→ What the task asks:
Spot each line that carries the word "message"; copy those lines.
____ Given records
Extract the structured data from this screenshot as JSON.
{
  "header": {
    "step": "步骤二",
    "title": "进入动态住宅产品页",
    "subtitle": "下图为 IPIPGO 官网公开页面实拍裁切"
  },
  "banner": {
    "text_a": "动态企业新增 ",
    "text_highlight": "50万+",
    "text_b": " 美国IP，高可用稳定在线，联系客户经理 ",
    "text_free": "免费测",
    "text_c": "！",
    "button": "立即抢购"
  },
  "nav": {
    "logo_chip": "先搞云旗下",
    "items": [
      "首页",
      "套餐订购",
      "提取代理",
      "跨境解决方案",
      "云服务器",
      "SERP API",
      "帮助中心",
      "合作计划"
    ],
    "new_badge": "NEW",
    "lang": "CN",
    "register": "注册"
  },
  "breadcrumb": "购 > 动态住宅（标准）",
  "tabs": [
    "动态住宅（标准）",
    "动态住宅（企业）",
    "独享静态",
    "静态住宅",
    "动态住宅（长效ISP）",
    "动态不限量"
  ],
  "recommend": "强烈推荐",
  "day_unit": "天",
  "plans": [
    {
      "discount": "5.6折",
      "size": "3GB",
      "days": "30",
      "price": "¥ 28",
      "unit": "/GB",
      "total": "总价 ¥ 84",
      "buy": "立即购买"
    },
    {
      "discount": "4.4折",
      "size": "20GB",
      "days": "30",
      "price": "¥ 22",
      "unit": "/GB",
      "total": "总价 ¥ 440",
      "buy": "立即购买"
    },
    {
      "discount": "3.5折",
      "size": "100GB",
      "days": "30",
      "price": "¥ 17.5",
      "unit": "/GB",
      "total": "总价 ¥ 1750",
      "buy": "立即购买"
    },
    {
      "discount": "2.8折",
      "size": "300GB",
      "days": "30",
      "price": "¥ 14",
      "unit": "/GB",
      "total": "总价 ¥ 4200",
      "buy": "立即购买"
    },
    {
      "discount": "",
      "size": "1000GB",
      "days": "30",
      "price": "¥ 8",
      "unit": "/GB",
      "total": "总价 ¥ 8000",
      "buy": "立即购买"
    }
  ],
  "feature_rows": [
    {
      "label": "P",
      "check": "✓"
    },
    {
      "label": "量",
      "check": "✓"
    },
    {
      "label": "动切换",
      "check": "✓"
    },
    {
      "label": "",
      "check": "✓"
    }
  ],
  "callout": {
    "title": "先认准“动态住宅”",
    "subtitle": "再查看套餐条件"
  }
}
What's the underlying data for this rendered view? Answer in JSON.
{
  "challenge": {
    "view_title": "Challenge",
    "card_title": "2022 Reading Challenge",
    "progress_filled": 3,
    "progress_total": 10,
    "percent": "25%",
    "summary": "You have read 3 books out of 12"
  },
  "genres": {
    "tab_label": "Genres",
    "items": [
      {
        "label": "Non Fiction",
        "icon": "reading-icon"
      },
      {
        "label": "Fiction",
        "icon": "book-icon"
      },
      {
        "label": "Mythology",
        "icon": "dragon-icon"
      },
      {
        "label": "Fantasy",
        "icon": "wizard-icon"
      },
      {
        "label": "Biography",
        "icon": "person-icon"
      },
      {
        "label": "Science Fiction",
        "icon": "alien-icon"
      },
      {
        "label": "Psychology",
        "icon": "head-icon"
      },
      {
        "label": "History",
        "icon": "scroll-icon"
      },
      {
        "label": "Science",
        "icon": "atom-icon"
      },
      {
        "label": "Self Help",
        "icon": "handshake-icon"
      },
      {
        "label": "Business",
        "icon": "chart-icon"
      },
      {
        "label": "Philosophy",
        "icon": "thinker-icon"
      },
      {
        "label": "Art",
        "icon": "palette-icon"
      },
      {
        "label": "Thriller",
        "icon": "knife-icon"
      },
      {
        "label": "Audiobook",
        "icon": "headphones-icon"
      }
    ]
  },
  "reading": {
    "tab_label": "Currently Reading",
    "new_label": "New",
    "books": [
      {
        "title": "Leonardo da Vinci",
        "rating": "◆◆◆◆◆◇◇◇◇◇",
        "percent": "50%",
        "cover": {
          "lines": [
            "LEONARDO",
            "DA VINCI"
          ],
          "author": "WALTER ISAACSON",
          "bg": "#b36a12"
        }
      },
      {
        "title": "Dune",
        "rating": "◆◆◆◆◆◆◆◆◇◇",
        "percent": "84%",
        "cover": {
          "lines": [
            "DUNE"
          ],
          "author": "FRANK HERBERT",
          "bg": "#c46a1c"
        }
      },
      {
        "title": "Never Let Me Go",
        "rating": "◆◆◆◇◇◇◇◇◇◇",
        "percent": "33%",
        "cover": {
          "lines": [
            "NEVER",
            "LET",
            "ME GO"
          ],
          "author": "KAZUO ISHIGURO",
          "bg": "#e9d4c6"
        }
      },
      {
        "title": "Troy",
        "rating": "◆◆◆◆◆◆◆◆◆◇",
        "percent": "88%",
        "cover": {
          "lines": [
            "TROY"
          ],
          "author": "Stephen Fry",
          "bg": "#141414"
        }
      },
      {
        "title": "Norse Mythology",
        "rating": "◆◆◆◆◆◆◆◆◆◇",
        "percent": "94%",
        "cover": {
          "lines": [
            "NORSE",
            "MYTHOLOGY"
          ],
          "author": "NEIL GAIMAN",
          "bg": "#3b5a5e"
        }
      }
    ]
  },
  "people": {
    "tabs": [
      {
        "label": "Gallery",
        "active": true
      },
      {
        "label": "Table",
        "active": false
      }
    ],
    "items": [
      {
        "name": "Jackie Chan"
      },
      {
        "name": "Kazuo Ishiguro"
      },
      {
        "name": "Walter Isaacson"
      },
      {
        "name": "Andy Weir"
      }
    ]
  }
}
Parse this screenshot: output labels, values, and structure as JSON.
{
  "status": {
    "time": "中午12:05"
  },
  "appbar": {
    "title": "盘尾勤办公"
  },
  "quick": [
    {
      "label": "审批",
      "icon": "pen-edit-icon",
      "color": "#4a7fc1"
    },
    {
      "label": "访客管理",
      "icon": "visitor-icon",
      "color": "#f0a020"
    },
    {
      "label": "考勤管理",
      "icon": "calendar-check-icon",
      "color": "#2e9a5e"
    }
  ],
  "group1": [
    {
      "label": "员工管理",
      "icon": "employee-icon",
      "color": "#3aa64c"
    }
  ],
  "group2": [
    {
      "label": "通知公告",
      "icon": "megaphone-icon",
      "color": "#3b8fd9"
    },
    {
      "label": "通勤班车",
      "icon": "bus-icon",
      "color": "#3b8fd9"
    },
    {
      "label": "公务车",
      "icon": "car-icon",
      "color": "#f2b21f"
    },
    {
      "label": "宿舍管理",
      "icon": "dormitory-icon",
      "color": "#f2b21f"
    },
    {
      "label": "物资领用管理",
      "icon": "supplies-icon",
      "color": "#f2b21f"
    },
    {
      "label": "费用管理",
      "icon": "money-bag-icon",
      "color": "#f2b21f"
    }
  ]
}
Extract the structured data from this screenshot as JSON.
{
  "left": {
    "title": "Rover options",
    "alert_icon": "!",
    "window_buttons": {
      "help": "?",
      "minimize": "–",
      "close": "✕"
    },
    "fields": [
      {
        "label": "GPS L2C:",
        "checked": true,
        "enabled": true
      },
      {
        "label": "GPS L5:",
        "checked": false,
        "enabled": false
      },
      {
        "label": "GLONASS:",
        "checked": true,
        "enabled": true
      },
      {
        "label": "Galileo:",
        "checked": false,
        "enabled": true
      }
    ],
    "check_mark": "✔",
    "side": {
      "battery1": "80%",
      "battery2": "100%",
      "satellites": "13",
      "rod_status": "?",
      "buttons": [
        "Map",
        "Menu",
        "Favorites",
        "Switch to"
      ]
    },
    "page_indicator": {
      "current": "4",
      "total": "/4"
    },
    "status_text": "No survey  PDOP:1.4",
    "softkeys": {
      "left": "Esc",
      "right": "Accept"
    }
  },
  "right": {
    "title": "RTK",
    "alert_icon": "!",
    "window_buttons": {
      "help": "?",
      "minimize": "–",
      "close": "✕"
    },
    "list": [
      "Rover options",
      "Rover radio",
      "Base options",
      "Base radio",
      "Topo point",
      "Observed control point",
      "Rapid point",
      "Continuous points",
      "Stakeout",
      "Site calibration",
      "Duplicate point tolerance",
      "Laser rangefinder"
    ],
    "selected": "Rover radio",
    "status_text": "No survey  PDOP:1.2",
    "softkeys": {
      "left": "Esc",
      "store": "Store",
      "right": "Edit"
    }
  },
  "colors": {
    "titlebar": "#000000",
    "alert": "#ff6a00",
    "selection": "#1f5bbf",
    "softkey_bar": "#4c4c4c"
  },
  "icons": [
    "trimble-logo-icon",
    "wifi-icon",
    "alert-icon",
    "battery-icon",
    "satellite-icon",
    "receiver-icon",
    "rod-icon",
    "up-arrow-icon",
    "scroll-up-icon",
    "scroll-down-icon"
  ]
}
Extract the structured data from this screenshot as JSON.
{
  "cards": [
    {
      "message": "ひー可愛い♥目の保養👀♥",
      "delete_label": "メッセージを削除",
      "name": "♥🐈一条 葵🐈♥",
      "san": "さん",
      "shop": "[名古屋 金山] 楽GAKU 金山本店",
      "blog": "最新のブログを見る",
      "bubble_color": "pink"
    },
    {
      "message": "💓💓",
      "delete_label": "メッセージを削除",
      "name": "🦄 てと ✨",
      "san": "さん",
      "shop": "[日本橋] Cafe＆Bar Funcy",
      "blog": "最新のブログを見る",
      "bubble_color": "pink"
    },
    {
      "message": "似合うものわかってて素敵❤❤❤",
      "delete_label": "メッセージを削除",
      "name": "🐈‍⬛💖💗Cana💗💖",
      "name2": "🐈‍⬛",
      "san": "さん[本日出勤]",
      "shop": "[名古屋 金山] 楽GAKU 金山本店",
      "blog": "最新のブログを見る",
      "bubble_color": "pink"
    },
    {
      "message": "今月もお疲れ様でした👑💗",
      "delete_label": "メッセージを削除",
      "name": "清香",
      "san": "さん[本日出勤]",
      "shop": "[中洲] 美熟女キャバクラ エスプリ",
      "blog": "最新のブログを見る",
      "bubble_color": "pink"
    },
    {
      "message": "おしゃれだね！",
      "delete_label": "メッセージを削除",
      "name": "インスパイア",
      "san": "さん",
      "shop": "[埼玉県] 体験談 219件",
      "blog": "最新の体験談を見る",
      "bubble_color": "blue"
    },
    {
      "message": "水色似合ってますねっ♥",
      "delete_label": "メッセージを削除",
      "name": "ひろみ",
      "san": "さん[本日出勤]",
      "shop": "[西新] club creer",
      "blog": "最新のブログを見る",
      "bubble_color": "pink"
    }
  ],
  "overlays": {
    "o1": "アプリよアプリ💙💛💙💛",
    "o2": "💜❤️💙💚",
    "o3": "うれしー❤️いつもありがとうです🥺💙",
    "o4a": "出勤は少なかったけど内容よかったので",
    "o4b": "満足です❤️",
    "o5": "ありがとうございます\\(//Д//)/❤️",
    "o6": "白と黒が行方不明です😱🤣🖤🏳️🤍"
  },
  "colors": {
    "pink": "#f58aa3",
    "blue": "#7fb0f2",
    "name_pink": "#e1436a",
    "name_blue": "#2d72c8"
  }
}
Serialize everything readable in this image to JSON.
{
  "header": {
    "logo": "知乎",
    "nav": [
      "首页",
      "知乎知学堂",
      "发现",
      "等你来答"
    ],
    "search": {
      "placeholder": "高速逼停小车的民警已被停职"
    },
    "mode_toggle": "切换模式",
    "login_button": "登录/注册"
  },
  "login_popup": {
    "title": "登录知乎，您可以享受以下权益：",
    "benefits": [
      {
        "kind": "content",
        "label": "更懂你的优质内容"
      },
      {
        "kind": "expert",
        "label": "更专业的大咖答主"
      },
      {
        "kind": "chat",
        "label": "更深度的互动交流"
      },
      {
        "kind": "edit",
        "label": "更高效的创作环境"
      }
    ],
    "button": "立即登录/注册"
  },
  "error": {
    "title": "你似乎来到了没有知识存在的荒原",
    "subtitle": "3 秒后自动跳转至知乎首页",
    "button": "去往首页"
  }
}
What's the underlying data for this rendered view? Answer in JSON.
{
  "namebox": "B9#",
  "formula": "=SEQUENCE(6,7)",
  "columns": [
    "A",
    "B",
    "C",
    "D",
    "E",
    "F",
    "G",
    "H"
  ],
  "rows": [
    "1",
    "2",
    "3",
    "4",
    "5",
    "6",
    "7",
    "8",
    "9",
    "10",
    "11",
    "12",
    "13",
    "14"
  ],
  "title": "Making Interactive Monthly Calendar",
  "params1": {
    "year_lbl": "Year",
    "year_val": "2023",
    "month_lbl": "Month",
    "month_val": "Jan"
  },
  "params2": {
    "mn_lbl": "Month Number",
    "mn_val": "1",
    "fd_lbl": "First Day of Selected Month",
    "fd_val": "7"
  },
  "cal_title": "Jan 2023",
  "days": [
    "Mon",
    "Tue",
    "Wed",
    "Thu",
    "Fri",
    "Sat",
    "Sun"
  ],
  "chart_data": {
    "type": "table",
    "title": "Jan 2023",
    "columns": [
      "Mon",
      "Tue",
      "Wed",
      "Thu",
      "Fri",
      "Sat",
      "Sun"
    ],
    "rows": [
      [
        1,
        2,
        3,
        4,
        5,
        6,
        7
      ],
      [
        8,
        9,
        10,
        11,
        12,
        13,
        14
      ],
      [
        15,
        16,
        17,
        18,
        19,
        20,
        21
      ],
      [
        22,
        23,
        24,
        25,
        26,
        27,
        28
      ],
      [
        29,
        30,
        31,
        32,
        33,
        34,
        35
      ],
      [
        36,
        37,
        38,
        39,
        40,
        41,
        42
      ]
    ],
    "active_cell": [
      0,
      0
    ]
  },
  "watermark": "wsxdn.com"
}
________
→ Exercise solution:
      "message": "ひー可愛い♥目の保養👀♥",
      "message": "💓💓",
      "message": "似合うものわかってて素敵❤❤❤",
      "message": "今月もお疲れ様でした👑💗",
      "message": "おしゃれだね！",
      "message": "水色似合ってますねっ♥",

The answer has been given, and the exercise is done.